_Task description_.
Copy out each of the following lines word for word, keeping every character and number unchanged.

(Bounding box entries)
****************************************

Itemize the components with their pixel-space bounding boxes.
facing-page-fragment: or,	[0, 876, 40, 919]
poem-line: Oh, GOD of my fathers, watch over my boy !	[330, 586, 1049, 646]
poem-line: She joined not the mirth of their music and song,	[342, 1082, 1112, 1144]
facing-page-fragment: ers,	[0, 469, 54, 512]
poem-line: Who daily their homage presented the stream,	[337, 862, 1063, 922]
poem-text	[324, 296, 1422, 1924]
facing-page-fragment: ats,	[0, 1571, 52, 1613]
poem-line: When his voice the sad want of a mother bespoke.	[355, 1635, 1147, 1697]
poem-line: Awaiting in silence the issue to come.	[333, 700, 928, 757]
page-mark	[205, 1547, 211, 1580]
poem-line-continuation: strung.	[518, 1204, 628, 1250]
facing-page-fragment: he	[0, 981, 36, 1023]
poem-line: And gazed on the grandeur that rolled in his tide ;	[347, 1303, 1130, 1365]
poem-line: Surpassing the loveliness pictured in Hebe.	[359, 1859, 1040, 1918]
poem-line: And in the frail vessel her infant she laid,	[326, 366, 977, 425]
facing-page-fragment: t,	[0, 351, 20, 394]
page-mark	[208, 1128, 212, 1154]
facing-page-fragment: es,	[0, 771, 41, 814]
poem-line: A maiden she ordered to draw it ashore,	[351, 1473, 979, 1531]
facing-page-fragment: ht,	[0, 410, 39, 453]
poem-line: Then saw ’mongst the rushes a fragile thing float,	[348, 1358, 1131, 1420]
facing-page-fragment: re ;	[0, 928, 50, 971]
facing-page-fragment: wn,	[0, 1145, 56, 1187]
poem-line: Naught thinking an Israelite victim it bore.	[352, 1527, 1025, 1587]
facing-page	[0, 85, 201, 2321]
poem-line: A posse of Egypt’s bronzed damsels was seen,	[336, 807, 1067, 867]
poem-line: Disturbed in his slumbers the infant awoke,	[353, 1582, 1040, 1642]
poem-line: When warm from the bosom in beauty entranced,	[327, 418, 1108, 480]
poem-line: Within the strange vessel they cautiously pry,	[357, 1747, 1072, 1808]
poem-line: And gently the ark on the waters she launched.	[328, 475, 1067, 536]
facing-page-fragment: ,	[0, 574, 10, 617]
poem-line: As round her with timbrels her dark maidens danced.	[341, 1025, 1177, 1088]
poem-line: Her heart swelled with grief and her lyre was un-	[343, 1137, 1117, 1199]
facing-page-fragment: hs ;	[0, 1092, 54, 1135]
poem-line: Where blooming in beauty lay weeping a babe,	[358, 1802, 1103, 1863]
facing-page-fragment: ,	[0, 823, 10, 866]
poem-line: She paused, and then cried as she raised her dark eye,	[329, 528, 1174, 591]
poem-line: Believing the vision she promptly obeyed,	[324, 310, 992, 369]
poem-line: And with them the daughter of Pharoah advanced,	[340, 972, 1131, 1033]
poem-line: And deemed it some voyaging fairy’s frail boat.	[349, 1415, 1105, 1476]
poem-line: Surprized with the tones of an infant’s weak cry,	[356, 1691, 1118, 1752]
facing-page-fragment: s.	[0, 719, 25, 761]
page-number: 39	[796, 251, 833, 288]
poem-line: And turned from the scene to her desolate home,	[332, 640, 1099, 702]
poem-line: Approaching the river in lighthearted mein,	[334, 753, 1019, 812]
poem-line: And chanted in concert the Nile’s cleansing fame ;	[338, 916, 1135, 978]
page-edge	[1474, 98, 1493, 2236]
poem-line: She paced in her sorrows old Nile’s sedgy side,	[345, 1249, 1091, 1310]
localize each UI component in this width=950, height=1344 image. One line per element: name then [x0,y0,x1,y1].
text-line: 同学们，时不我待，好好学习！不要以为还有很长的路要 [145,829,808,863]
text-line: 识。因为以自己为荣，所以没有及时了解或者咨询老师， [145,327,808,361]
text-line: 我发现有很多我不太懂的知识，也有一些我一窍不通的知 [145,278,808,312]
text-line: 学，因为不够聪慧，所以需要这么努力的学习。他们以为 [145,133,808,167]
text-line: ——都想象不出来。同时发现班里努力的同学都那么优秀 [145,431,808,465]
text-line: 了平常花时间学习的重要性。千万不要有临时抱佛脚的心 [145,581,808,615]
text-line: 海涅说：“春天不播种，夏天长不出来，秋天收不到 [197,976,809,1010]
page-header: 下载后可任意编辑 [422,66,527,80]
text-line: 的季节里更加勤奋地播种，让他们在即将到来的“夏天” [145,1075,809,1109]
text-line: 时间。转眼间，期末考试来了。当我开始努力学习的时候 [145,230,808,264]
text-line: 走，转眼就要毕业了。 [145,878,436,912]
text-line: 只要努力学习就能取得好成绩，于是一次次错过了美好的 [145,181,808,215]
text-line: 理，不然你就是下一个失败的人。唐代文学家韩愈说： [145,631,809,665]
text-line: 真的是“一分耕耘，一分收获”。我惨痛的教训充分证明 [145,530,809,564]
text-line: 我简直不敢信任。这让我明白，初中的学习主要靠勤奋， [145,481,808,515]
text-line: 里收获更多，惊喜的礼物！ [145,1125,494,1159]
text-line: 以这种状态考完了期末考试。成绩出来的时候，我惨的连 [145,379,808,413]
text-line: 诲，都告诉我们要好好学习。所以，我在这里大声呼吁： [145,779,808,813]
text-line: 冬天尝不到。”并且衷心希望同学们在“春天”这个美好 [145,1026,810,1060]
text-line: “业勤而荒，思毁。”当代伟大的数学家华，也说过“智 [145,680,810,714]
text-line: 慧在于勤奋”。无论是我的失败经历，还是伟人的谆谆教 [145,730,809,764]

****************************************

_Full response_.
Itemize the components with their pixel-space bounding boxes.
facing-page-fragment: or,	[0, 876, 40, 919]
poem-line: Oh, GOD of my fathers, watch over my boy !	[330, 586, 1049, 646]
poem-line: She joined not the mirth of their music and song,	[342, 1082, 1112, 1144]
facing-page-fragment: ers,	[0, 469, 54, 512]
poem-line: Who daily their homage presented the stream,	[337, 862, 1063, 922]
poem-text	[324, 296, 1422, 1924]
facing-page-fragment: ats,	[0, 1571, 52, 1613]
poem-line: When his voice the sad want of a mother bespoke.	[355, 1635, 1147, 1697]
poem-line: Awaiting in silence the issue to come.	[333, 700, 928, 757]
page-mark	[205, 1547, 211, 1580]
poem-line-continuation: strung.	[518, 1204, 628, 1250]
facing-page-fragment: he	[0, 981, 36, 1023]
poem-line: And gazed on the grandeur that rolled in his tide ;	[347, 1303, 1130, 1365]
poem-line: Surpassing the loveliness pictured in Hebe.	[359, 1859, 1040, 1918]
poem-line: And in the frail vessel her infant she laid,	[326, 366, 977, 425]
facing-page-fragment: t,	[0, 351, 20, 394]
page-mark	[208, 1128, 212, 1154]
facing-page-fragment: es,	[0, 771, 41, 814]
poem-line: A maiden she ordered to draw it ashore,	[351, 1473, 979, 1531]
facing-page-fragment: ht,	[0, 410, 39, 453]
poem-line: Then saw ’mongst the rushes a fragile thing float,	[348, 1358, 1131, 1420]
facing-page-fragment: re ;	[0, 928, 50, 971]
facing-page-fragment: wn,	[0, 1145, 56, 1187]
poem-line: Naught thinking an Israelite victim it bore.	[352, 1527, 1025, 1587]
facing-page	[0, 85, 201, 2321]
poem-line: A posse of Egypt’s bronzed damsels was seen,	[336, 807, 1067, 867]
poem-line: Disturbed in his slumbers the infant awoke,	[353, 1582, 1040, 1642]
poem-line: When warm from the bosom in beauty entranced,	[327, 418, 1108, 480]
poem-line: Within the strange vessel they cautiously pry,	[357, 1747, 1072, 1808]
poem-line: And gently the ark on the waters she launched.	[328, 475, 1067, 536]
facing-page-fragment: ,	[0, 574, 10, 617]
poem-line: As round her with timbrels her dark maidens danced.	[341, 1025, 1177, 1088]
poem-line: Her heart swelled with grief and her lyre was un-	[343, 1137, 1117, 1199]
facing-page-fragment: hs ;	[0, 1092, 54, 1135]
poem-line: Where blooming in beauty lay weeping a babe,	[358, 1802, 1103, 1863]
facing-page-fragment: ,	[0, 823, 10, 866]
poem-line: She paused, and then cried as she raised her dark eye,	[329, 528, 1174, 591]
poem-line: Believing the vision she promptly obeyed,	[324, 310, 992, 369]
poem-line: And with them the daughter of Pharoah advanced,	[340, 972, 1131, 1033]
poem-line: And deemed it some voyaging fairy’s frail boat.	[349, 1415, 1105, 1476]
poem-line: Surprized with the tones of an infant’s weak cry,	[356, 1691, 1118, 1752]
facing-page-fragment: s.	[0, 719, 25, 761]
page-number: 39	[796, 251, 833, 288]
poem-line: And turned from the scene to her desolate home,	[332, 640, 1099, 702]
poem-line: Approaching the river in lighthearted mein,	[334, 753, 1019, 812]
poem-line: And chanted in concert the Nile’s cleansing fame ;	[338, 916, 1135, 978]
page-edge	[1474, 98, 1493, 2236]
poem-line: She paced in her sorrows old Nile’s sedgy side,	[345, 1249, 1091, 1310]
localize each UI component in this width=950, height=1344 image. One line per element: name then [x0,y0,x1,y1].
text-line: 同学们，时不我待，好好学习！不要以为还有很长的路要 [145,829,808,863]
text-line: 识。因为以自己为荣，所以没有及时了解或者咨询老师， [145,327,808,361]
text-line: 我发现有很多我不太懂的知识，也有一些我一窍不通的知 [145,278,808,312]
text-line: 学，因为不够聪慧，所以需要这么努力的学习。他们以为 [145,133,808,167]
text-line: ——都想象不出来。同时发现班里努力的同学都那么优秀 [145,431,808,465]
text-line: 了平常花时间学习的重要性。千万不要有临时抱佛脚的心 [145,581,808,615]
text-line: 海涅说：“春天不播种，夏天长不出来，秋天收不到 [197,976,809,1010]
page-header: 下载后可任意编辑 [422,66,527,80]
text-line: 的季节里更加勤奋地播种，让他们在即将到来的“夏天” [145,1075,809,1109]
text-line: 时间。转眼间，期末考试来了。当我开始努力学习的时候 [145,230,808,264]
text-line: 走，转眼就要毕业了。 [145,878,436,912]
text-line: 只要努力学习就能取得好成绩，于是一次次错过了美好的 [145,181,808,215]
text-line: 理，不然你就是下一个失败的人。唐代文学家韩愈说： [145,631,809,665]
text-line: 真的是“一分耕耘，一分收获”。我惨痛的教训充分证明 [145,530,809,564]
text-line: 我简直不敢信任。这让我明白，初中的学习主要靠勤奋， [145,481,808,515]
text-line: 里收获更多，惊喜的礼物！ [145,1125,494,1159]
text-line: 以这种状态考完了期末考试。成绩出来的时候，我惨的连 [145,379,808,413]
text-line: 诲，都告诉我们要好好学习。所以，我在这里大声呼吁： [145,779,808,813]
text-line: 冬天尝不到。”并且衷心希望同学们在“春天”这个美好 [145,1026,810,1060]
text-line: “业勤而荒，思毁。”当代伟大的数学家华，也说过“智 [145,680,810,714]
text-line: 慧在于勤奋”。无论是我的失败经历，还是伟人的谆谆教 [145,730,809,764]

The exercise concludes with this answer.